> DIRECTIONS: In the entries that follow, find the word "Cjelokupno" and report each line it is on.

------------------------

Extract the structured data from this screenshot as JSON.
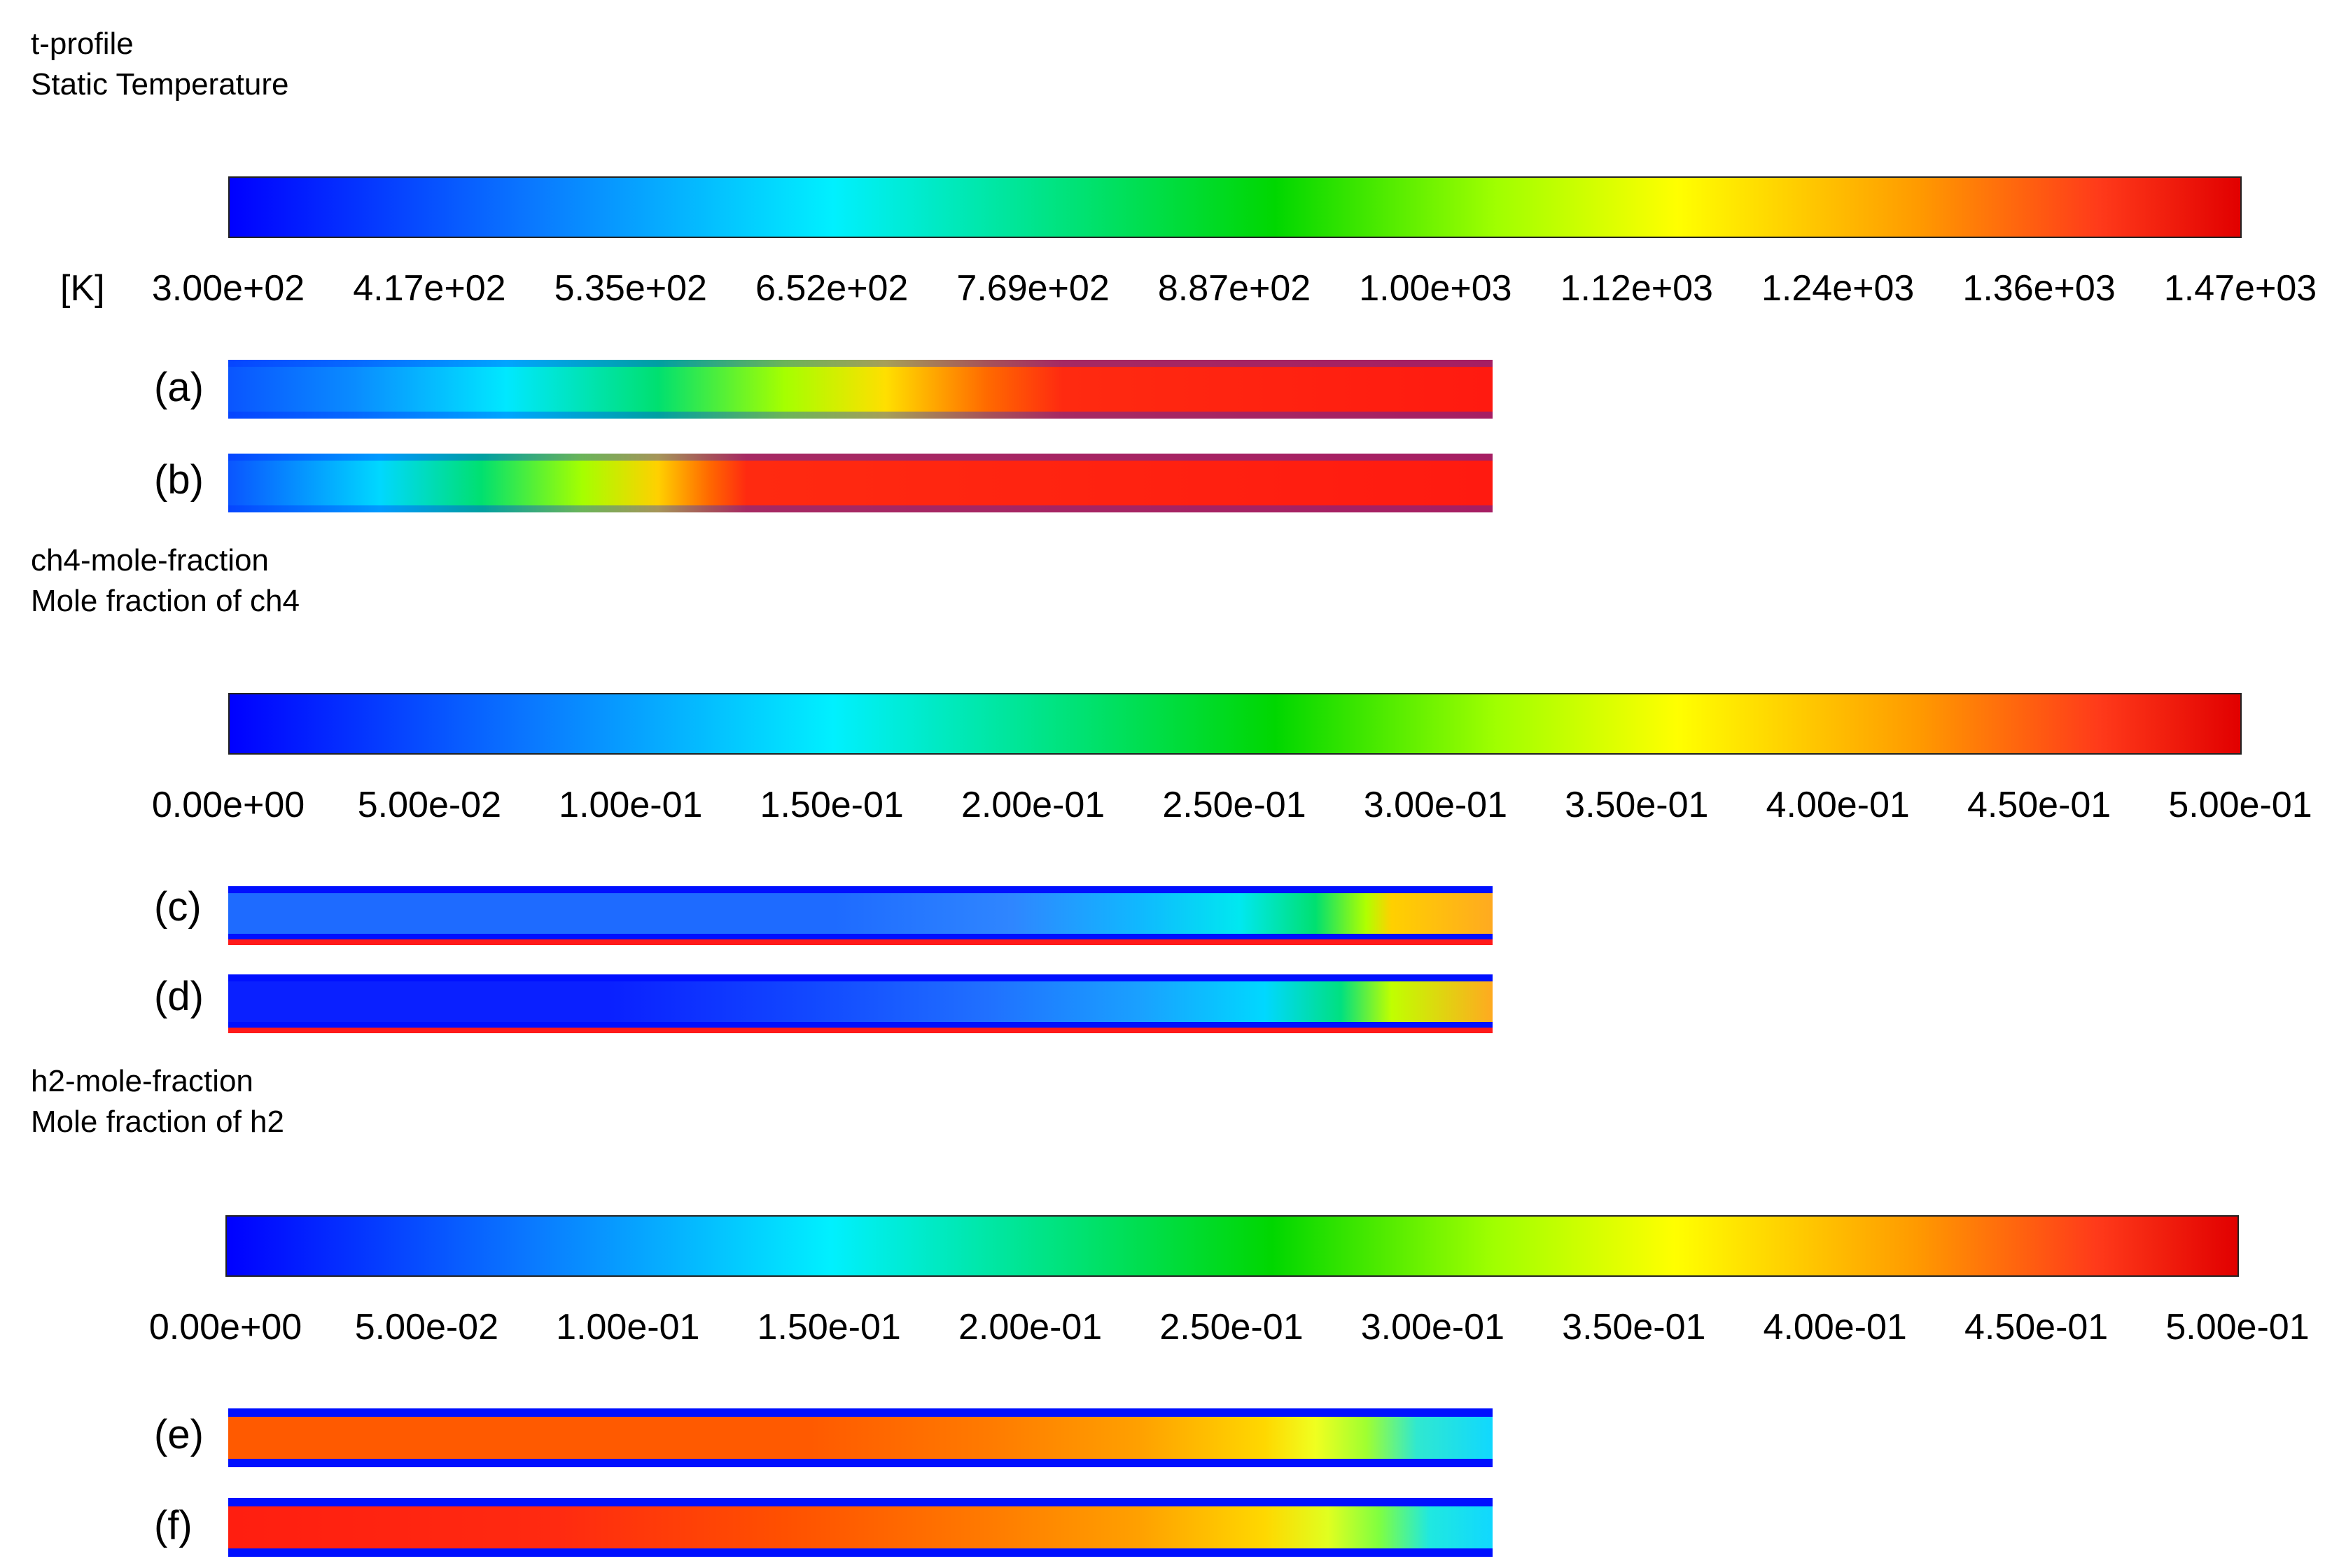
{
  "temperature": {
    "name": "t-profile",
    "quantity": "Static Temperature",
    "unit": "[K]",
    "ticks": [
      "3.00e+02",
      "4.17e+02",
      "5.35e+02",
      "6.52e+02",
      "7.69e+02",
      "8.87e+02",
      "1.00e+03",
      "1.12e+03",
      "1.24e+03",
      "1.36e+03",
      "1.47e+03"
    ],
    "panels": [
      {
        "label": "(a)"
      },
      {
        "label": "(b)"
      }
    ]
  },
  "ch4": {
    "name": "ch4-mole-fraction",
    "quantity": "Mole fraction of ch4",
    "ticks": [
      "0.00e+00",
      "5.00e-02",
      "1.00e-01",
      "1.50e-01",
      "2.00e-01",
      "2.50e-01",
      "3.00e-01",
      "3.50e-01",
      "4.00e-01",
      "4.50e-01",
      "5.00e-01"
    ],
    "panels": [
      {
        "label": "(c)"
      },
      {
        "label": "(d)"
      }
    ]
  },
  "h2": {
    "name": "h2-mole-fraction",
    "quantity": "Mole fraction of h2",
    "ticks": [
      "0.00e+00",
      "5.00e-02",
      "1.00e-01",
      "1.50e-01",
      "2.00e-01",
      "2.50e-01",
      "3.00e-01",
      "3.50e-01",
      "4.00e-01",
      "4.50e-01",
      "5.00e-01"
    ],
    "panels": [
      {
        "label": "(e)"
      },
      {
        "label": "(f)"
      }
    ]
  },
  "colors": {
    "colormap": [
      "#0000ff",
      "#0a78ff",
      "#00f0ff",
      "#00e060",
      "#00d700",
      "#a0ff00",
      "#ffff00",
      "#ff9a00",
      "#ff3a1a",
      "#e10000"
    ],
    "wall_blue": "#0010ff",
    "wall_red": "#ff1a1a"
  }
}
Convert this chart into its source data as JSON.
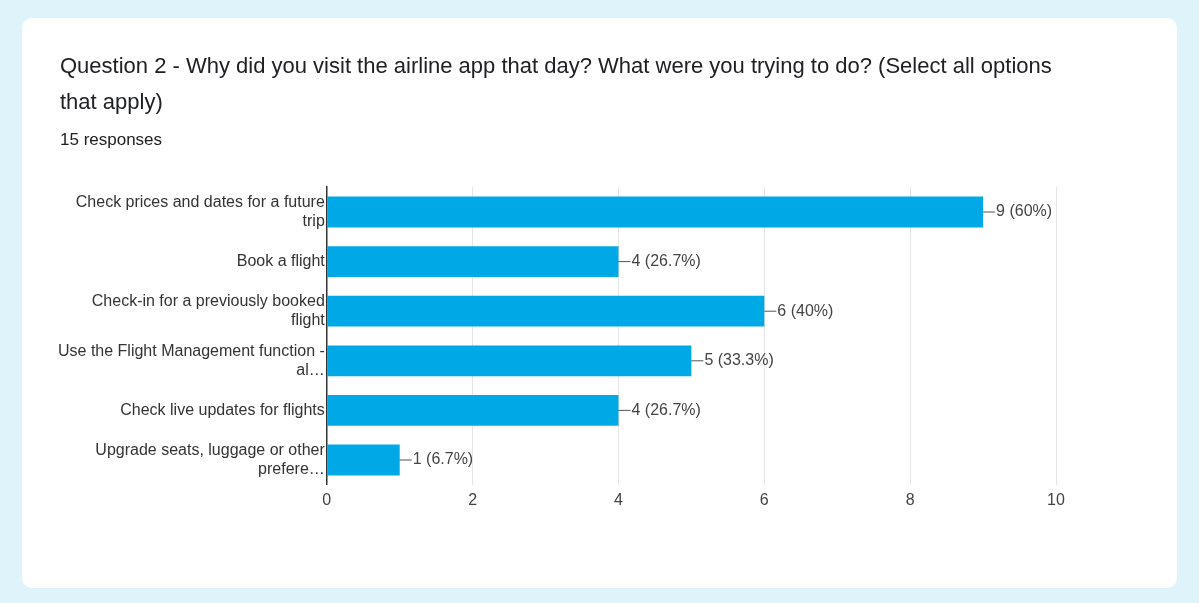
{
  "chart_data": {
    "type": "bar",
    "orientation": "horizontal",
    "title": "Question 2 - Why did you visit the airline app that day? What were you trying to do? (Select all options that apply)",
    "subtitle": "15 responses",
    "categories": [
      "Check prices and dates for a future trip",
      "Book a flight",
      "Check-in for a previously booked flight",
      "Use the Flight Management function - al…",
      "Check live updates for flights",
      "Upgrade seats, luggage or other prefere…"
    ],
    "values": [
      9,
      4,
      6,
      5,
      4,
      1
    ],
    "value_labels": [
      "9 (60%)",
      "4 (26.7%)",
      "6 (40%)",
      "5 (33.3%)",
      "4 (26.7%)",
      "1 (6.7%)"
    ],
    "color": "#00a8e6",
    "xlim": [
      0,
      10
    ],
    "xticks": [
      0,
      2,
      4,
      6,
      8,
      10
    ],
    "grid": "x",
    "legend": false
  }
}
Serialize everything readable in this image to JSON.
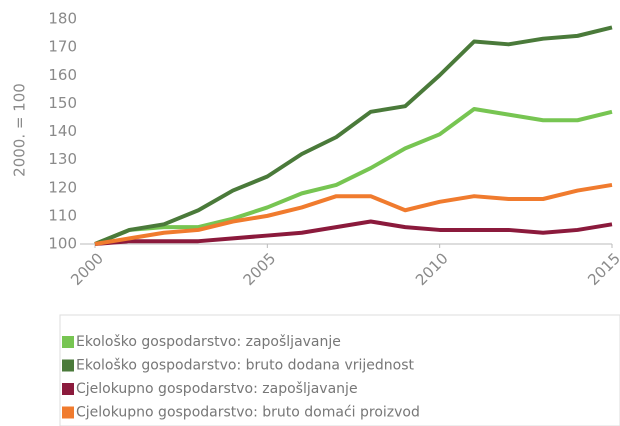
{
  "chart_data": {
    "type": "line",
    "y_label": "2000. = 100",
    "x": [
      2000,
      2001,
      2002,
      2003,
      2004,
      2005,
      2006,
      2007,
      2008,
      2009,
      2010,
      2011,
      2012,
      2013,
      2014,
      2015
    ],
    "xlim": [
      2000,
      2015
    ],
    "xticks": [
      2000,
      2005,
      2010,
      2015
    ],
    "ylim": [
      100,
      180
    ],
    "yticks": [
      100,
      110,
      120,
      130,
      140,
      150,
      160,
      170,
      180
    ],
    "grid": false,
    "legend": "bottom",
    "series": [
      {
        "name": "Ekološko gospodarstvo: zapošljavanje",
        "color": "#77c552",
        "values": [
          100,
          105,
          106,
          106,
          109,
          113,
          118,
          121,
          127,
          134,
          139,
          148,
          146,
          144,
          144,
          147
        ]
      },
      {
        "name": "Ekološko gospodarstvo: bruto dodana vrijednost",
        "color": "#4a7a3a",
        "values": [
          100,
          105,
          107,
          112,
          119,
          124,
          132,
          138,
          147,
          149,
          160,
          172,
          171,
          173,
          174,
          177
        ]
      },
      {
        "name": "Cjelokupno gospodarstvo: zapošljavanje",
        "color": "#8b1a3c",
        "values": [
          100,
          101,
          101,
          101,
          102,
          103,
          104,
          106,
          108,
          106,
          105,
          105,
          105,
          104,
          105,
          107
        ]
      },
      {
        "name": "Cjelokupno gospodarstvo: bruto domaći proizvod",
        "color": "#f07b2e",
        "values": [
          100,
          102,
          104,
          105,
          108,
          110,
          113,
          117,
          117,
          112,
          115,
          117,
          116,
          116,
          119,
          121
        ]
      }
    ]
  }
}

------------------------

> REPLY TO THE TASK:
        "name": "Cjelokupno gospodarstvo: zapošljavanje",
        "name": "Cjelokupno gospodarstvo: bruto domaći proizvod",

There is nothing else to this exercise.